- [Description of the task]: Go through the material below and copy each line where the word "from" appears.

Dataset entries:
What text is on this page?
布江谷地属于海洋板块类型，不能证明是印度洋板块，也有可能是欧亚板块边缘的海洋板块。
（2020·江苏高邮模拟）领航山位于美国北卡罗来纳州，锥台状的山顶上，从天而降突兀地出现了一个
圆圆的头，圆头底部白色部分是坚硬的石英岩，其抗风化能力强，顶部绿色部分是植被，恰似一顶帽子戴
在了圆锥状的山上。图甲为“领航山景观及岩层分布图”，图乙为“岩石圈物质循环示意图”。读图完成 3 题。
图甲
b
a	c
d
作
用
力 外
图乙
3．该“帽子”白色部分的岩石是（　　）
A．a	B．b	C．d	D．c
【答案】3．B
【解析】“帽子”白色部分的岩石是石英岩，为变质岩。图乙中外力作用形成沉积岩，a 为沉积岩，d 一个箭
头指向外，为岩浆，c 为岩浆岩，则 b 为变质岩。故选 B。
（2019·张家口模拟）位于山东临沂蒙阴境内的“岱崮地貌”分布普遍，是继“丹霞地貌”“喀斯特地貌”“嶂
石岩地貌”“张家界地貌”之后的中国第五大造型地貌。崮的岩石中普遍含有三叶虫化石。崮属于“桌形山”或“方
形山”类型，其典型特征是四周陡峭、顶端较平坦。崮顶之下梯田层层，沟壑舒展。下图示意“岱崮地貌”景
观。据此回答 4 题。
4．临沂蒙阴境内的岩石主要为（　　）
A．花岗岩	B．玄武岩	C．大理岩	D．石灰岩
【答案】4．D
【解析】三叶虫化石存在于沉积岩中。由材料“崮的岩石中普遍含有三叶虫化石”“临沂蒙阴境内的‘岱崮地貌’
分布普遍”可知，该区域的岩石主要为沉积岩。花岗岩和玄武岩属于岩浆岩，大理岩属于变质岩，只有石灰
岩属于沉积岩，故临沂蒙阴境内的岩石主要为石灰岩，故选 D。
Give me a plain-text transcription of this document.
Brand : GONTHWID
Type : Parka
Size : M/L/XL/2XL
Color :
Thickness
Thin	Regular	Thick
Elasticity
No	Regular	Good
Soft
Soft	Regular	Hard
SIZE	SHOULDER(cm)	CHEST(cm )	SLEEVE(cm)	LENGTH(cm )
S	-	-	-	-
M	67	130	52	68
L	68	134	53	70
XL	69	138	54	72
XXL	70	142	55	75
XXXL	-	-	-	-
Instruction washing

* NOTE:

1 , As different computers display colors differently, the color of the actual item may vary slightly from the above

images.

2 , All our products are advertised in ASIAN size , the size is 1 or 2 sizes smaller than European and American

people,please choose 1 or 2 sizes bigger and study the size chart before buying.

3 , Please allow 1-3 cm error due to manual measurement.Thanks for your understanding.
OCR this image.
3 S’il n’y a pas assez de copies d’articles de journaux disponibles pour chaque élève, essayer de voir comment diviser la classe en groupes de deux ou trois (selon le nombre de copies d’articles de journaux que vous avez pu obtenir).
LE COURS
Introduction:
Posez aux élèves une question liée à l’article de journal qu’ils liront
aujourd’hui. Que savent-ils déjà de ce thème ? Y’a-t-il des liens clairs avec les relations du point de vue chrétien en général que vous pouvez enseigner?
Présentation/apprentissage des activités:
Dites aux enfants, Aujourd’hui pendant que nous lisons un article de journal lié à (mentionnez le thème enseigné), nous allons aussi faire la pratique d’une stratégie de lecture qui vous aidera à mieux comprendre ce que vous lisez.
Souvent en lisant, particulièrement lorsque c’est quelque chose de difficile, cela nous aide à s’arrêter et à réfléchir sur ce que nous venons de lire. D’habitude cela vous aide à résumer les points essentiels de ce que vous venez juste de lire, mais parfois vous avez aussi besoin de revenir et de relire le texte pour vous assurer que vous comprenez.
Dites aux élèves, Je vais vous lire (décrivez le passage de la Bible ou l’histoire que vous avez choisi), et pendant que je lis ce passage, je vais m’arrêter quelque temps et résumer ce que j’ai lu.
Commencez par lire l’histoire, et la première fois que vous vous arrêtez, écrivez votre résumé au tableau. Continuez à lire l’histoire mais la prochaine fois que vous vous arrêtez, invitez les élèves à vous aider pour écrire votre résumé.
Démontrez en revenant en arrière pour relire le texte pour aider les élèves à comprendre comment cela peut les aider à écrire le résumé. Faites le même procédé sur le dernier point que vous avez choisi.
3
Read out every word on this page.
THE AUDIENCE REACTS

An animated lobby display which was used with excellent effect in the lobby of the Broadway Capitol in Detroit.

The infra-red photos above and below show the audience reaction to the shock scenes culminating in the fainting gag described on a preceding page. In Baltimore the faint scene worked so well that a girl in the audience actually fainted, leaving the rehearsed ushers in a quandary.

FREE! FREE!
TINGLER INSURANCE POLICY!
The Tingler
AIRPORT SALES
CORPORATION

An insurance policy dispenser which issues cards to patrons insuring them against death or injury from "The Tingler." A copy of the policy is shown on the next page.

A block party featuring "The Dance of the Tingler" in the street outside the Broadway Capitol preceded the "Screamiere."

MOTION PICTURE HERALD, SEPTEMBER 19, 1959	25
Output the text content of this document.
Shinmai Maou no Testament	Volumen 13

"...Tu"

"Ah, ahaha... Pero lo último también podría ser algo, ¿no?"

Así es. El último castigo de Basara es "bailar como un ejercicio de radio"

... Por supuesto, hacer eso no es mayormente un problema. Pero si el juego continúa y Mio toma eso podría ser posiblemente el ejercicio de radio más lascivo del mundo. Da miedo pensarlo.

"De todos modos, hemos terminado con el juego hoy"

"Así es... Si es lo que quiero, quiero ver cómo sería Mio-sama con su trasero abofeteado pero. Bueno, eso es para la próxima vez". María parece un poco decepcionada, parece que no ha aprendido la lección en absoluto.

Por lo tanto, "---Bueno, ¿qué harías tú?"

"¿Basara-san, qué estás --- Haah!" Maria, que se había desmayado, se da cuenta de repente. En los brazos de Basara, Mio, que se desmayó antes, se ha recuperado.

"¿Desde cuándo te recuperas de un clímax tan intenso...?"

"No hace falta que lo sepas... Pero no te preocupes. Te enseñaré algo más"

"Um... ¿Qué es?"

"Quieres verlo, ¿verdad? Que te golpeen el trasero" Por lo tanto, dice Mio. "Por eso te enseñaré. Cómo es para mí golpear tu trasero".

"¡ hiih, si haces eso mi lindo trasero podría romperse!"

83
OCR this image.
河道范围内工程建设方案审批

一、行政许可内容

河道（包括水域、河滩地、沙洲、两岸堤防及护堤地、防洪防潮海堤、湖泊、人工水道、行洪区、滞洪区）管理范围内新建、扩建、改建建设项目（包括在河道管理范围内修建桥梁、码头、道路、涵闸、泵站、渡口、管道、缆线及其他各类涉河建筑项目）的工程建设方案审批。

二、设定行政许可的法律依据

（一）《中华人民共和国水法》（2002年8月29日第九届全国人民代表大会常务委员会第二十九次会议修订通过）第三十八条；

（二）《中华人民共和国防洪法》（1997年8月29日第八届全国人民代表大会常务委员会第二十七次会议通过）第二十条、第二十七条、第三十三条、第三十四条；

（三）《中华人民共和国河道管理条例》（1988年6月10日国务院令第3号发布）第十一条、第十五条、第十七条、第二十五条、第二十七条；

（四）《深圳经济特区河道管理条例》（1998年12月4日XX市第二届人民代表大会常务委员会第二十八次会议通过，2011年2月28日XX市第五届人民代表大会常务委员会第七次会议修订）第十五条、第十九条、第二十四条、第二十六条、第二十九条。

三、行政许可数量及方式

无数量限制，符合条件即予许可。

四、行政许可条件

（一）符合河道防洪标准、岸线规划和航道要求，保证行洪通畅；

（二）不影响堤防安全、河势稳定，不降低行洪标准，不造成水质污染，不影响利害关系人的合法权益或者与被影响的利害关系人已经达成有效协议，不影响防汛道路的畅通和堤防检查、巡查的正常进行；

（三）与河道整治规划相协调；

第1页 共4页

- [The completed task]:
1 , As different computers display colors differently, the color of the actual item may vary slightly from the above
An insurance policy dispenser which issues cards to patrons insuring them against death or injury from "The Tingler." A copy of the policy is shown on the next page.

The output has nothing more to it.